Stated goal: Assemble all lines in which the string "ztráta" appears.

-------------------------

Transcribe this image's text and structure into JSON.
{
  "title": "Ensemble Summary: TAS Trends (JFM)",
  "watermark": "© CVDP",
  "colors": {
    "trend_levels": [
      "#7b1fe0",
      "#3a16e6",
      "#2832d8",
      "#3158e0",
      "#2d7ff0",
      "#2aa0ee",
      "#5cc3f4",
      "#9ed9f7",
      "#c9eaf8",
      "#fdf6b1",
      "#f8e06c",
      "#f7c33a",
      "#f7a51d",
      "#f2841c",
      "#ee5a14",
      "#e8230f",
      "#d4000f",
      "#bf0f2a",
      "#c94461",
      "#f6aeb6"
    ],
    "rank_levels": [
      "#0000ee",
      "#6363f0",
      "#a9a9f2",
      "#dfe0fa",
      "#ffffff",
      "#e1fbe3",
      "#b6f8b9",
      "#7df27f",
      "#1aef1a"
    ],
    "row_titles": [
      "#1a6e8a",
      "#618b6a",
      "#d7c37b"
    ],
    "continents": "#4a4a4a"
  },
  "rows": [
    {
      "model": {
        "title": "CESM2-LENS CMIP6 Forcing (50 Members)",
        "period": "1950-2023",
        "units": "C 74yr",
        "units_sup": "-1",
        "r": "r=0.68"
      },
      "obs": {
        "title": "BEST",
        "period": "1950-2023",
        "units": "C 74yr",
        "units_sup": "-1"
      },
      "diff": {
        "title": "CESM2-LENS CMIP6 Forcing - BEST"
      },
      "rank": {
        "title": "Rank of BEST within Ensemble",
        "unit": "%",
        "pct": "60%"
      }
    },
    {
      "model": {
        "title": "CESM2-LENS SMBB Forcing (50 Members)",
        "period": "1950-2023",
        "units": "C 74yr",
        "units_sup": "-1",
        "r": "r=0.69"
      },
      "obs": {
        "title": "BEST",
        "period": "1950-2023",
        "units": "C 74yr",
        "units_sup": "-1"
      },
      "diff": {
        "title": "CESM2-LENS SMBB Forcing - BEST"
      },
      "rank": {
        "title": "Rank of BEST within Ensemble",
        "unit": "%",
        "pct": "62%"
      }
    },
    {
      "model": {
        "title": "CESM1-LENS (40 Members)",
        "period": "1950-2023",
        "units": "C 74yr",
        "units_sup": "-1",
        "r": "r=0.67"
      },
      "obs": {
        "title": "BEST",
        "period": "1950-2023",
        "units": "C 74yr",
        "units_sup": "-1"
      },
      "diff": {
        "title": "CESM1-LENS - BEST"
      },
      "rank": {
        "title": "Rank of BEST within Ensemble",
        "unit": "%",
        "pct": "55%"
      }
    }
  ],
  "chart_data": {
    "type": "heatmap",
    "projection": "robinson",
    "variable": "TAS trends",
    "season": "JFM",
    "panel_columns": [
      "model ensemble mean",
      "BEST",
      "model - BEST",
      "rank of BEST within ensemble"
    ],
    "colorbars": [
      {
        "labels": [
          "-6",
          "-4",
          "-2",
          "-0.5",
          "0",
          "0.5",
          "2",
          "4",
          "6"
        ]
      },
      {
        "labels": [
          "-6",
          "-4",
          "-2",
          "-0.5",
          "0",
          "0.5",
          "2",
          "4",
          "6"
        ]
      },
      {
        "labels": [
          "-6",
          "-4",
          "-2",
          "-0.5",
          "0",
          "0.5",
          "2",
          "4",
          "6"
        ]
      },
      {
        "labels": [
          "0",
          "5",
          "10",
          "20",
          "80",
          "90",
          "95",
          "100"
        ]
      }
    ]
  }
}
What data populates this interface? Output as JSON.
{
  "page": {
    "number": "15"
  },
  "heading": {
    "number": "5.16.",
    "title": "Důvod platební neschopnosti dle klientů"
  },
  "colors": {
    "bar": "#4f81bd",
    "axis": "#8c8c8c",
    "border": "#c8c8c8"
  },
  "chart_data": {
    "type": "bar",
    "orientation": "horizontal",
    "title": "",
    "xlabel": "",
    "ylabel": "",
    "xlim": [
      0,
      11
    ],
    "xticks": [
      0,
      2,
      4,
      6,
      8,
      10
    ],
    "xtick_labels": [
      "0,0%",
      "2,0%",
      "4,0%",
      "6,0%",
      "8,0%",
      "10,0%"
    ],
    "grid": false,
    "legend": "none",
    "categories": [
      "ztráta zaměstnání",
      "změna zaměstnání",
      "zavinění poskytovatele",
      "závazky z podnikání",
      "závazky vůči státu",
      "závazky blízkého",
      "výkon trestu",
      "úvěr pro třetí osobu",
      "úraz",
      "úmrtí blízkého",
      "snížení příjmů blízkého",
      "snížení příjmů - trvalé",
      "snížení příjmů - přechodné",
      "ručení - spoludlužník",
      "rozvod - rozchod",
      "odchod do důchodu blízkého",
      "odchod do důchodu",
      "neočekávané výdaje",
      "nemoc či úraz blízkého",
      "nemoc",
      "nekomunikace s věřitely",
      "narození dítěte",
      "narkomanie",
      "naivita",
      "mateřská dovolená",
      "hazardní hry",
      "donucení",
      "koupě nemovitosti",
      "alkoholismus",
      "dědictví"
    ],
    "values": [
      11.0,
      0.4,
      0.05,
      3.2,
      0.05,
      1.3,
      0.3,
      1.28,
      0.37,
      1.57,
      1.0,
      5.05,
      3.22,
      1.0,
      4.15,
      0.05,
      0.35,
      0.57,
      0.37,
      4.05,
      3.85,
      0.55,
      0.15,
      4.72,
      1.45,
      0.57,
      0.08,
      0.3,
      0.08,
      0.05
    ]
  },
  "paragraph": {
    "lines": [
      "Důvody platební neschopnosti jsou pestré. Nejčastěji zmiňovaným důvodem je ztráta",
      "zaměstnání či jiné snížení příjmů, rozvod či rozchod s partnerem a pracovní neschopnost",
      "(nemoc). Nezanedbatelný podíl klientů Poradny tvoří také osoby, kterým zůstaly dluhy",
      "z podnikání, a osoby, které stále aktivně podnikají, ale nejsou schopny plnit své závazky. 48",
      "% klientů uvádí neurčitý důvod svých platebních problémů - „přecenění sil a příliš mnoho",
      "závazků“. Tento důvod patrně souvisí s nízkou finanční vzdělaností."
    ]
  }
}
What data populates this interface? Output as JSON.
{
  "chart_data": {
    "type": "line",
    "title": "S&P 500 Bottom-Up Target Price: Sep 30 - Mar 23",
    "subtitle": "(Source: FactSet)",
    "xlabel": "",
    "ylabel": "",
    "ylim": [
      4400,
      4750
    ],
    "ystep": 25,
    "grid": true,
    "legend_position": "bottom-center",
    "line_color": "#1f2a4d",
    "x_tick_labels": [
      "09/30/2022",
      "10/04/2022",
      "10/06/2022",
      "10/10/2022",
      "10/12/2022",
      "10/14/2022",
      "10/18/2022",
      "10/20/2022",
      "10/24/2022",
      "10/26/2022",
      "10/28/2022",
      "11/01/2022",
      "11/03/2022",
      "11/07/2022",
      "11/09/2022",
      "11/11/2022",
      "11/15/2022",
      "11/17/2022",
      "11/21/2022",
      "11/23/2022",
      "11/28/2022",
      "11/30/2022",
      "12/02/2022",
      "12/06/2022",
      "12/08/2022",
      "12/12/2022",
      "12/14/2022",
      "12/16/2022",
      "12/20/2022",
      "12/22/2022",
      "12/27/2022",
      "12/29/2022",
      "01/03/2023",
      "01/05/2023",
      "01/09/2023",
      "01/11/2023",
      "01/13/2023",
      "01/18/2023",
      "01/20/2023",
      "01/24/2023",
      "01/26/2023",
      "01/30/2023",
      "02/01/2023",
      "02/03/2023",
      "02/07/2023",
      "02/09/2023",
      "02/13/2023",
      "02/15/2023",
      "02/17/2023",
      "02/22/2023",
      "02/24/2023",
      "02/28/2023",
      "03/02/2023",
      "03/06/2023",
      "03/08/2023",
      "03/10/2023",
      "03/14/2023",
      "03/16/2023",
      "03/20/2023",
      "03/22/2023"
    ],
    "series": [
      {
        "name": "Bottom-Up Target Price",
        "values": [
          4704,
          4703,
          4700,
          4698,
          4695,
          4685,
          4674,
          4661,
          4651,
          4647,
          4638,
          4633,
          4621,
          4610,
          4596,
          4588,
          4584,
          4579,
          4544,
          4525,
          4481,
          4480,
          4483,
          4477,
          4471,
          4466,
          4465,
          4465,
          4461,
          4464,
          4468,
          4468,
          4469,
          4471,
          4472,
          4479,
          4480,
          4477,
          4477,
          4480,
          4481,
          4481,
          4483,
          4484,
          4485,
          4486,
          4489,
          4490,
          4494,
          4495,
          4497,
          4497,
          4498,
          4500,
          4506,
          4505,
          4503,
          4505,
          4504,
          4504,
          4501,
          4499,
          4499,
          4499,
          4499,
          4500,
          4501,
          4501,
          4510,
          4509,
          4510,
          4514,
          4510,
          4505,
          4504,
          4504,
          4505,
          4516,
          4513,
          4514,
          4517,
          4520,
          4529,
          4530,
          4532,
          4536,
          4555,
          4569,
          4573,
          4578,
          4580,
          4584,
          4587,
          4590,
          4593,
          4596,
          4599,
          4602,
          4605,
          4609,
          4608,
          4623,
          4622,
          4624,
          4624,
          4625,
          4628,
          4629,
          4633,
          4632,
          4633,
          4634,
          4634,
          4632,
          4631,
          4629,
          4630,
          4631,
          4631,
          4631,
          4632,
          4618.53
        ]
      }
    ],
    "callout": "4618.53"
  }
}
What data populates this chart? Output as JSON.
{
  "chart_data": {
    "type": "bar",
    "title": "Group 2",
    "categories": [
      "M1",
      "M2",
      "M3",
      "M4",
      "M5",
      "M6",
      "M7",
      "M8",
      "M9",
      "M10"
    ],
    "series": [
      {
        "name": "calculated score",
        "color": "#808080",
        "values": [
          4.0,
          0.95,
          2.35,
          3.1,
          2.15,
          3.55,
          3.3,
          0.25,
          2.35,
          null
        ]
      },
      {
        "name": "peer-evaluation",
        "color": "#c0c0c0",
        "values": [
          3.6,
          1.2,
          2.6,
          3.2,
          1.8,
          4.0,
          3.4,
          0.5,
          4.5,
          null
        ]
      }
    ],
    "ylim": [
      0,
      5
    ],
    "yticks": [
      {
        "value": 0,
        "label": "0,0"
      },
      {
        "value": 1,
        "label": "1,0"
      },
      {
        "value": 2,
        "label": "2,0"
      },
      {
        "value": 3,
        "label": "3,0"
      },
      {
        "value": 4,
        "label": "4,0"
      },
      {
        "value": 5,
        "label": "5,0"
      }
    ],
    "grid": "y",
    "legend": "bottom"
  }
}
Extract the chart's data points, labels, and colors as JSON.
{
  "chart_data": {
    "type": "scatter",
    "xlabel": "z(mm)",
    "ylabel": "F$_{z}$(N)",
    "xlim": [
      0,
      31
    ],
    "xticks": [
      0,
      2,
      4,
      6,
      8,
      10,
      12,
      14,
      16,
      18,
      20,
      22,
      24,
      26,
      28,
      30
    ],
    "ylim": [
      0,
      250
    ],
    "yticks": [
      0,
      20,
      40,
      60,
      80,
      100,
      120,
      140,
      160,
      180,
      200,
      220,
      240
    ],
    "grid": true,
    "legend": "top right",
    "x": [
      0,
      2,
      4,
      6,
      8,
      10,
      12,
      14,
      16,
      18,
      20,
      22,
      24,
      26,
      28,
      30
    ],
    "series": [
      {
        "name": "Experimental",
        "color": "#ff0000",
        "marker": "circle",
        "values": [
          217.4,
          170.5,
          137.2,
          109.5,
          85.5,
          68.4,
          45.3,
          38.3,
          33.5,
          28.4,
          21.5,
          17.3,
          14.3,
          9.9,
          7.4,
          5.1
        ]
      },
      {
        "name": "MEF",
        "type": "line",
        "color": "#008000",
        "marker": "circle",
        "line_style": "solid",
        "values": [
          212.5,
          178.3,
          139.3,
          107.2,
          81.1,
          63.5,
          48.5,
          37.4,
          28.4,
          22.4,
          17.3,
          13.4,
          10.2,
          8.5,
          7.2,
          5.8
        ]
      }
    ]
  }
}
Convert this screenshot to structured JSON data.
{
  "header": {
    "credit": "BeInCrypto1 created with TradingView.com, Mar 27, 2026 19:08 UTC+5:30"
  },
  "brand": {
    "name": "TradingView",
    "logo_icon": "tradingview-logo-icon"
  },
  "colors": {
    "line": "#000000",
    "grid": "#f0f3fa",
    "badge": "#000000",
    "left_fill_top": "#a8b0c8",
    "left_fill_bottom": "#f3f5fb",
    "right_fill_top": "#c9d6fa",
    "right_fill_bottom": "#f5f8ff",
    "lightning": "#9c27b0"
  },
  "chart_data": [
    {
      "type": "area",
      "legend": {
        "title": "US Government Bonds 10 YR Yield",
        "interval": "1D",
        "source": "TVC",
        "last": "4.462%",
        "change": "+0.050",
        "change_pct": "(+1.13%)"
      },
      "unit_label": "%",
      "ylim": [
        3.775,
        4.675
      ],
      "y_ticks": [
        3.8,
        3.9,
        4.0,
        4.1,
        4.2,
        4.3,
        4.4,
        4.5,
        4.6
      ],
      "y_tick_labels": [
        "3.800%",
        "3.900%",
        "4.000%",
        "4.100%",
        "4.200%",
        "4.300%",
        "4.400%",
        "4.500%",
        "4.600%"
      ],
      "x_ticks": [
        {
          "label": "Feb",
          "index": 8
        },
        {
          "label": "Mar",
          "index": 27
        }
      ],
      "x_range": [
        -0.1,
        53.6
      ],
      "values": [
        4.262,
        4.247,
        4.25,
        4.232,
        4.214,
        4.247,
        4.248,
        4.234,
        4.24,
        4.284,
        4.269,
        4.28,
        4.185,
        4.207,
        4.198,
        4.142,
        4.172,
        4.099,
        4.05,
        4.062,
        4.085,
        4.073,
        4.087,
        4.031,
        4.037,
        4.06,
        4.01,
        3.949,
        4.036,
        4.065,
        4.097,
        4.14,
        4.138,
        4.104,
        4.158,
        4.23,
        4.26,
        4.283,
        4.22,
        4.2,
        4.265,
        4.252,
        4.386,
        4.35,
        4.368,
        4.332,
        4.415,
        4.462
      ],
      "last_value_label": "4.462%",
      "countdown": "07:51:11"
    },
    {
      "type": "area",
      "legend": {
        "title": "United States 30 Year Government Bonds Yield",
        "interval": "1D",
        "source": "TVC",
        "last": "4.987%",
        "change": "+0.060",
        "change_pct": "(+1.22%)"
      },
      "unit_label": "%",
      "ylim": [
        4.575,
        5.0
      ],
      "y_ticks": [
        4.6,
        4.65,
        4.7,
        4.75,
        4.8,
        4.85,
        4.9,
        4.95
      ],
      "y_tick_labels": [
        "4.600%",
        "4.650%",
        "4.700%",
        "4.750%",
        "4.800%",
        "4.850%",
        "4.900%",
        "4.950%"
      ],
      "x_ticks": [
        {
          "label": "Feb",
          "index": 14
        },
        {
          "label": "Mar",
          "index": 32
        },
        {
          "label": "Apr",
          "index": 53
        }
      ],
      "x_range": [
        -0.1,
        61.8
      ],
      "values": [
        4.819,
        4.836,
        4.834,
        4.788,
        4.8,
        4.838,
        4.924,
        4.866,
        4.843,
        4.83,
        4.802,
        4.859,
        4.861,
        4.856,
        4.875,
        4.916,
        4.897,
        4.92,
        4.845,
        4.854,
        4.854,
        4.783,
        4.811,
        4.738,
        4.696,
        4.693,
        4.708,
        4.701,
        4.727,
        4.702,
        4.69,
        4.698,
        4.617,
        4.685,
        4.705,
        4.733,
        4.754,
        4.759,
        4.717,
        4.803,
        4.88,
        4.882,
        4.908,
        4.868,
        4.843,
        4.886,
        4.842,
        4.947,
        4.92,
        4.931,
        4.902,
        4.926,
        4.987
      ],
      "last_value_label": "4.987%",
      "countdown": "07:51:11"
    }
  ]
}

-------------------------

The output:
      "ztráta zaměstnání",
      "Důvody platební neschopnosti jsou pestré. Nejčastěji zmiňovaným důvodem je ztráta",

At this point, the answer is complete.